What needs to be done:
Wherever the string "title" appears, copy the whole line.

Entries with figure data:
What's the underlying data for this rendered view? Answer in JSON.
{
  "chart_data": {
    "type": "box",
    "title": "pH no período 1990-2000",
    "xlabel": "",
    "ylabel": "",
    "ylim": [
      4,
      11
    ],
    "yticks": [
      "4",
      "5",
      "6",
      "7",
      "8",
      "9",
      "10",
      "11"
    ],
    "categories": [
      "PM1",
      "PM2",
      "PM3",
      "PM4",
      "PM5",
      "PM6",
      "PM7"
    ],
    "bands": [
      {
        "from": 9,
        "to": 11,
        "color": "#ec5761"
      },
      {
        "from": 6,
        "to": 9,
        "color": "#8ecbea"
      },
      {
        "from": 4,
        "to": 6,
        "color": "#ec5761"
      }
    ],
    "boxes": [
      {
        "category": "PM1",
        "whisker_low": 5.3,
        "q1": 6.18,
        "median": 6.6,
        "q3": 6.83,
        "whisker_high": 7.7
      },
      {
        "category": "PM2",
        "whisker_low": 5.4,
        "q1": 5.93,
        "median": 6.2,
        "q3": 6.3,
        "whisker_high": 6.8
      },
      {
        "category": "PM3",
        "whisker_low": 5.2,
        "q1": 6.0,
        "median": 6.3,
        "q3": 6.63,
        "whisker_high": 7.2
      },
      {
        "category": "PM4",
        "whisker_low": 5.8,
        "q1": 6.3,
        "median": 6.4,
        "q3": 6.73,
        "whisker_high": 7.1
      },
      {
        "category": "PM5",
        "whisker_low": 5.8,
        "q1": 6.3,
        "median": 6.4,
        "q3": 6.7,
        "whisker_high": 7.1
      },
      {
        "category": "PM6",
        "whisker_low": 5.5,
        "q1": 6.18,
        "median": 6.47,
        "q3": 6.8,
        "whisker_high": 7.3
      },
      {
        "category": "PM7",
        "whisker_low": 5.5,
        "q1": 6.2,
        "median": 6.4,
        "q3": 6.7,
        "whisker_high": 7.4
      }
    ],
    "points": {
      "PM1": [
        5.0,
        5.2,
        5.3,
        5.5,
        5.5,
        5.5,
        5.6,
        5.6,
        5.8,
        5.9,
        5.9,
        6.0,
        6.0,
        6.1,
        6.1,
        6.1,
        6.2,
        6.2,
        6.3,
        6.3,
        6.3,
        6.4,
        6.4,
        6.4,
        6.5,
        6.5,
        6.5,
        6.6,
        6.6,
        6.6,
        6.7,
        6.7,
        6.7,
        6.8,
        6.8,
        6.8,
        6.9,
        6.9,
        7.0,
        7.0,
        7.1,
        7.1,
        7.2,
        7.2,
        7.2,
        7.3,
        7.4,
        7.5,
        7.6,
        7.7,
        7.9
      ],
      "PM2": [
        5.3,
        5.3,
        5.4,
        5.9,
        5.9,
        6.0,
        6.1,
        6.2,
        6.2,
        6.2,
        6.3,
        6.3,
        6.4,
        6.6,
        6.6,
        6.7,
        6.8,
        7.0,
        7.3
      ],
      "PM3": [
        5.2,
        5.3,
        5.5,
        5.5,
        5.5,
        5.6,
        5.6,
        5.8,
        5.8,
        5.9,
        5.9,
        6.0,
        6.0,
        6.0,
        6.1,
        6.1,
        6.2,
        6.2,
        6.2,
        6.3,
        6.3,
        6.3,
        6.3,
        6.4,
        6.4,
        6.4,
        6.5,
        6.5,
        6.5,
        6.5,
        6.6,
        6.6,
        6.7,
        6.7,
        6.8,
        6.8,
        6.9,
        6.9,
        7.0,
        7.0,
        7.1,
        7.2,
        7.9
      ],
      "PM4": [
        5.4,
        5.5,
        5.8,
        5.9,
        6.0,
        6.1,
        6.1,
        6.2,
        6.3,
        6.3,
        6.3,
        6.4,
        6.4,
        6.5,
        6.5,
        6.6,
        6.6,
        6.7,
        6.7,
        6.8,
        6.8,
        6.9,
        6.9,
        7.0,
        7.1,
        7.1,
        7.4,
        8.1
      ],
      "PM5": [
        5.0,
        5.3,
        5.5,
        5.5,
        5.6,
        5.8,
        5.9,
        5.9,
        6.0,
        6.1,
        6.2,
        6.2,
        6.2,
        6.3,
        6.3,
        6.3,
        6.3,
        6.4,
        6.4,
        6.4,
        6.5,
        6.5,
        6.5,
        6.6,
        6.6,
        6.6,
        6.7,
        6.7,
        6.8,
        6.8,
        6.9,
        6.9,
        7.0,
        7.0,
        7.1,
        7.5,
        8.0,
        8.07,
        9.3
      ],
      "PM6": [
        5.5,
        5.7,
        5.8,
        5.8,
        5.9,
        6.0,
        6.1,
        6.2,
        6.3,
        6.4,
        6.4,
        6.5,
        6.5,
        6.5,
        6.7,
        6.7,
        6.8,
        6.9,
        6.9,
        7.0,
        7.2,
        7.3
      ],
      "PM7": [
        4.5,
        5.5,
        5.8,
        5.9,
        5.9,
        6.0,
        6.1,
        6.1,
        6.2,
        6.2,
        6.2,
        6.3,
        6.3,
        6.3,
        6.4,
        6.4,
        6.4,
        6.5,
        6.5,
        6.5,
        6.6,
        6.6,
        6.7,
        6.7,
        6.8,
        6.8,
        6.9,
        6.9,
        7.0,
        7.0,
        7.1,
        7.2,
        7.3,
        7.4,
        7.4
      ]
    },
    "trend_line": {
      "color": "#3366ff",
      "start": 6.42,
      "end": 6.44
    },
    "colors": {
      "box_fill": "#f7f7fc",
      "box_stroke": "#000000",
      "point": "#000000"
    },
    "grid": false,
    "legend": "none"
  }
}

...

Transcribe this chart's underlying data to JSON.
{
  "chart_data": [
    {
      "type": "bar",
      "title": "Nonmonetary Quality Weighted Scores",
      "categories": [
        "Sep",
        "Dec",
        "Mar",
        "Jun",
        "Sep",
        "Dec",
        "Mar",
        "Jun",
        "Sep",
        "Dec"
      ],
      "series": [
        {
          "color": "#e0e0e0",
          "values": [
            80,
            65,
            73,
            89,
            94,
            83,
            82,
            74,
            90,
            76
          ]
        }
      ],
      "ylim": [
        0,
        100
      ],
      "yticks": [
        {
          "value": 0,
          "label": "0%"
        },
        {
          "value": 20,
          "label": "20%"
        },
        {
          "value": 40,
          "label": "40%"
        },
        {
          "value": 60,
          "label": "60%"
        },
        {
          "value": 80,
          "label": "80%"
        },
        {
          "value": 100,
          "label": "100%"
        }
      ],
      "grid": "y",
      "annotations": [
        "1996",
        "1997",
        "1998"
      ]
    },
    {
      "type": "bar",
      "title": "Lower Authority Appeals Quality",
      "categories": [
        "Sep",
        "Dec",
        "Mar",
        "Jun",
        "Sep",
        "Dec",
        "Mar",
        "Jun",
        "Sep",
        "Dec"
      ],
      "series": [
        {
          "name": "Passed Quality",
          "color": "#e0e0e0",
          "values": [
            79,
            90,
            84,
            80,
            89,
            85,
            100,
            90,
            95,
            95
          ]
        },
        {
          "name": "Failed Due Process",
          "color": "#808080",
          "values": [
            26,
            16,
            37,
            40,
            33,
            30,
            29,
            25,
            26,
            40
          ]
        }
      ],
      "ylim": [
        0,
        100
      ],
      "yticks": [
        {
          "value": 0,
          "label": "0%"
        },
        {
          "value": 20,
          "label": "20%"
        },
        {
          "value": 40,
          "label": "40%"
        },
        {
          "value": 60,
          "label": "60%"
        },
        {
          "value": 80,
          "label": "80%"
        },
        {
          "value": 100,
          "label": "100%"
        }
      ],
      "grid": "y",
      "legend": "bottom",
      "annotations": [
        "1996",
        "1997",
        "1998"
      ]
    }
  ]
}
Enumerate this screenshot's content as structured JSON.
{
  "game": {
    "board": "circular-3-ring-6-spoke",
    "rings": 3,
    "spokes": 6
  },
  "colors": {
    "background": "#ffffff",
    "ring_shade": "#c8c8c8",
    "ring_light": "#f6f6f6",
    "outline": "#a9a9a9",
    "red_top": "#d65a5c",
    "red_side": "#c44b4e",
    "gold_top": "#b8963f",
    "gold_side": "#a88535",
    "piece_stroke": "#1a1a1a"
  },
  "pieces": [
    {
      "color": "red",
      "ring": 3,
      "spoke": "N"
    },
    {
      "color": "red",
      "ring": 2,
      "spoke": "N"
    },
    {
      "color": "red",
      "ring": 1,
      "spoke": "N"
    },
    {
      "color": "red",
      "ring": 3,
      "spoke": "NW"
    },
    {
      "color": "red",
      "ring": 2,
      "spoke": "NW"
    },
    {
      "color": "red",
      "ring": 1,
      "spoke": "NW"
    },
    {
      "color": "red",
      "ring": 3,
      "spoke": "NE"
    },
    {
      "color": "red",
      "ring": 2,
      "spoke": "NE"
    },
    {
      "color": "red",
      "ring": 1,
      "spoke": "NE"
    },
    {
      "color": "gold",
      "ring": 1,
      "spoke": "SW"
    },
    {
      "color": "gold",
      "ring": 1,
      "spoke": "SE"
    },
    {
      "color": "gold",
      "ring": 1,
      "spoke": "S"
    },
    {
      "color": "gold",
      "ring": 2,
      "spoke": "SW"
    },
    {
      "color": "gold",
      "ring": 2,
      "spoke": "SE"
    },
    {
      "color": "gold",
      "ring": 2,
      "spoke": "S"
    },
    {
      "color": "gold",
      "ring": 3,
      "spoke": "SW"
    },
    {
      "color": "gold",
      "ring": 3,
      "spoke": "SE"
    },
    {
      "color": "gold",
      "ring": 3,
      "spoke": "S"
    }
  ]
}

Result for this task:
    "title": "pH no período 1990-2000",
      "title": "Nonmonetary Quality Weighted Scores",
      "title": "Lower Authority Appeals Quality",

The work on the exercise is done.